Collected data entries:
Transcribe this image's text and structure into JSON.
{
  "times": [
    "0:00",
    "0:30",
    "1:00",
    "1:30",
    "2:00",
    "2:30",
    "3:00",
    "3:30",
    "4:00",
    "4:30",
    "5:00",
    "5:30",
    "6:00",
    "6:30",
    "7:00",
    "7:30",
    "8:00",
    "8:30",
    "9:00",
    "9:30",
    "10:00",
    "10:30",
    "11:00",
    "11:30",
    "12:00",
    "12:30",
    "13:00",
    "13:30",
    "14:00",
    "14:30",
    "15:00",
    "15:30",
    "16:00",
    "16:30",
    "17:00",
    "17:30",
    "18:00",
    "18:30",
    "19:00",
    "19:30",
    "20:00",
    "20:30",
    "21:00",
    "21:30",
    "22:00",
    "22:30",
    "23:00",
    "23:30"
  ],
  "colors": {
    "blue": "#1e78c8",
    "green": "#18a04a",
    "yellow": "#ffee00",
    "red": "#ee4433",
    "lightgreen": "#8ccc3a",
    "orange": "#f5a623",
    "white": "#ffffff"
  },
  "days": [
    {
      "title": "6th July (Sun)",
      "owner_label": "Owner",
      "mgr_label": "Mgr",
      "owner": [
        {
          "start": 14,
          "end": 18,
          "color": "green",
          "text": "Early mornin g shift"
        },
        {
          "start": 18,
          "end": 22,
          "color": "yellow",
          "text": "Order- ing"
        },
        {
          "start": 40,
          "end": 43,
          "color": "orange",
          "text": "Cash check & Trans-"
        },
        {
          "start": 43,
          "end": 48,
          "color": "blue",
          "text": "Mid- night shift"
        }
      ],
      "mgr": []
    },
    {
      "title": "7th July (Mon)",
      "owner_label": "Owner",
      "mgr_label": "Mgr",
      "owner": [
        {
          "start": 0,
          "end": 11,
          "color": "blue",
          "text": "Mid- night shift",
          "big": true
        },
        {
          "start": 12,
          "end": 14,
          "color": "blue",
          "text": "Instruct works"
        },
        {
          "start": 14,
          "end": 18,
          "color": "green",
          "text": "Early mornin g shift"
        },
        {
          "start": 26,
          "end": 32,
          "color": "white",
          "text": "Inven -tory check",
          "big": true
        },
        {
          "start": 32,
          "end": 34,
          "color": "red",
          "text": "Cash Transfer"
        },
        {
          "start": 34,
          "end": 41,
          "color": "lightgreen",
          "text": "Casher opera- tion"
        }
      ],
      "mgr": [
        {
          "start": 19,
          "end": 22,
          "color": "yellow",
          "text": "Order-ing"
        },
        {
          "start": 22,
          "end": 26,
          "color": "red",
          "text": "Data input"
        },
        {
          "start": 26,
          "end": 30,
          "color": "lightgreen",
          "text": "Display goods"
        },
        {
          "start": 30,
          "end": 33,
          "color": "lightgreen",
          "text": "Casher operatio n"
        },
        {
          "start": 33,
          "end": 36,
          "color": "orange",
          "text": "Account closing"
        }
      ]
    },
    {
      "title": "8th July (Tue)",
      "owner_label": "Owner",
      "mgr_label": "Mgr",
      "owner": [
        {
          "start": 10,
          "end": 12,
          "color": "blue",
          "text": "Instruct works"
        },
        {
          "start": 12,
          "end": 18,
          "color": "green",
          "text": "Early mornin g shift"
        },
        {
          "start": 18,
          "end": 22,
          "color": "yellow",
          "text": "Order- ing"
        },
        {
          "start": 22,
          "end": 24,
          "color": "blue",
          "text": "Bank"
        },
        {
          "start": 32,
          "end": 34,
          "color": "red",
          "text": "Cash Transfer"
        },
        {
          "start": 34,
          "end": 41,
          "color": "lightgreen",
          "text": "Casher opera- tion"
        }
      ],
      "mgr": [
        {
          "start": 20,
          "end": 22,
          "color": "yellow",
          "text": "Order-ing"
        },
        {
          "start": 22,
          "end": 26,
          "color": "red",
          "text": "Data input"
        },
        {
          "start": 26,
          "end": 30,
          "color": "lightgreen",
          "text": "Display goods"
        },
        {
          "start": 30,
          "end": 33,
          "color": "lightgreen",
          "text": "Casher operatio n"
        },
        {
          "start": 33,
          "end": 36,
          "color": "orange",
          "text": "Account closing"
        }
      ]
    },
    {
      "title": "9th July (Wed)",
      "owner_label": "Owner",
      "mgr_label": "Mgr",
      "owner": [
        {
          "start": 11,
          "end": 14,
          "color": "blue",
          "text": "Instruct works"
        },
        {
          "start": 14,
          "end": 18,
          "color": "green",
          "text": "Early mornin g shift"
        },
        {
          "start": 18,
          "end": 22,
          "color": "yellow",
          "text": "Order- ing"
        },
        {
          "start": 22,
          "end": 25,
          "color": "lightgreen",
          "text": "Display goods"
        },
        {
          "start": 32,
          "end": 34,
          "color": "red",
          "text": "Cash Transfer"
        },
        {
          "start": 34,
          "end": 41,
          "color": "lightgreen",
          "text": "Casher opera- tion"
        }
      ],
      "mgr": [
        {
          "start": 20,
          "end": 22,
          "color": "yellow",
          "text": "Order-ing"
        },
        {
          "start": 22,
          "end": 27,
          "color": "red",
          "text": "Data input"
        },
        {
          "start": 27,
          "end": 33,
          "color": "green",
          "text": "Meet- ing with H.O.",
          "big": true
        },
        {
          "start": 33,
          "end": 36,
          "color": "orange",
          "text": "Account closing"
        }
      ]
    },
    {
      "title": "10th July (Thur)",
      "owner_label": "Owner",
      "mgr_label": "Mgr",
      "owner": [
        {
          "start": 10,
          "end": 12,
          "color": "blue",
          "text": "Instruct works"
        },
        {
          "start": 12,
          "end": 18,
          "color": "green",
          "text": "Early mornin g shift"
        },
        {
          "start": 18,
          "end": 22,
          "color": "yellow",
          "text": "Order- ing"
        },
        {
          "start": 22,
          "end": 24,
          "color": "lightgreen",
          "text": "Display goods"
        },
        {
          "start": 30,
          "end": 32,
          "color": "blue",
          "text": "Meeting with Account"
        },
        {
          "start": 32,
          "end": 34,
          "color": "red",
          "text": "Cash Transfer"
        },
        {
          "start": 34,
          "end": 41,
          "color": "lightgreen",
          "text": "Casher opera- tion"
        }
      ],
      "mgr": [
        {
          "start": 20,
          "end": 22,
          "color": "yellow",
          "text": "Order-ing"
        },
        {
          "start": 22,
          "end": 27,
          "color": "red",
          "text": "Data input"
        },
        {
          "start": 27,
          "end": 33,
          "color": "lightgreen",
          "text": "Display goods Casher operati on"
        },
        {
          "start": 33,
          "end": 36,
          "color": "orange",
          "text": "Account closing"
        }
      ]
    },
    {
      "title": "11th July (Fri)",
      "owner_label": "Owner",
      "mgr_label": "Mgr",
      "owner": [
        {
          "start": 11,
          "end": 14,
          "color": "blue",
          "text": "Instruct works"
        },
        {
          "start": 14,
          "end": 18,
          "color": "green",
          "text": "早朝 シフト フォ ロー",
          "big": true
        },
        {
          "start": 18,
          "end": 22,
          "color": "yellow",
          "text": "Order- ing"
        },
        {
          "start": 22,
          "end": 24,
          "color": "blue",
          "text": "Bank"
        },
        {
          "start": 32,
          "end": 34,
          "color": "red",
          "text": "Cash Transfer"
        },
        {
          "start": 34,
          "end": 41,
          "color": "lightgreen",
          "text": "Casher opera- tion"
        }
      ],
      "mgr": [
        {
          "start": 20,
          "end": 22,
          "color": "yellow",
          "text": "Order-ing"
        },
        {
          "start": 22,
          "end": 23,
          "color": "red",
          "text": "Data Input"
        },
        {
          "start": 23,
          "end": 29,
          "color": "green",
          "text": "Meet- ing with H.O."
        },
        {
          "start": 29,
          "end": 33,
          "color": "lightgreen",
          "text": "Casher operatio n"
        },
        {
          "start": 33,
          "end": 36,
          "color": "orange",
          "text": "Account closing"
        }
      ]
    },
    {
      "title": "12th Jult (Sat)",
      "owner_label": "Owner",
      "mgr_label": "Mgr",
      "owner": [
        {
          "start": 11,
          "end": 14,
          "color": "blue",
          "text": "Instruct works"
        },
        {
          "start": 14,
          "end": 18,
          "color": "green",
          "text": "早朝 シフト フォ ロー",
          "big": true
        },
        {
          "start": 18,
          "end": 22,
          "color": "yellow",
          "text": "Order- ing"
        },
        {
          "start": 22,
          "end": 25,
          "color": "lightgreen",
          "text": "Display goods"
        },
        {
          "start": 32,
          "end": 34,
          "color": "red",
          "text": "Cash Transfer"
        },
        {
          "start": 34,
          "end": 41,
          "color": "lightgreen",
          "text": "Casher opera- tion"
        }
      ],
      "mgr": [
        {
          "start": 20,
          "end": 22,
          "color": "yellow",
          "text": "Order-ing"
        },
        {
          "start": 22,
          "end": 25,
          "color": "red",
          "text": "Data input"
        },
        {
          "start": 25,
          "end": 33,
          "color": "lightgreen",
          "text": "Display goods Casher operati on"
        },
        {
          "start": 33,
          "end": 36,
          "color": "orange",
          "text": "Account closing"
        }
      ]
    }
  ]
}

> **WRITTEN REQUEST**
Gather from the records above every line containing the string "title".

> **RESULT OF THE TASK**
      "title": "6th July (Sun)",
      "title": "7th July (Mon)",
      "title": "8th July (Tue)",
      "title": "9th July (Wed)",
      "title": "10th July (Thur)",
      "title": "11th July (Fri)",
      "title": "12th Jult (Sat)",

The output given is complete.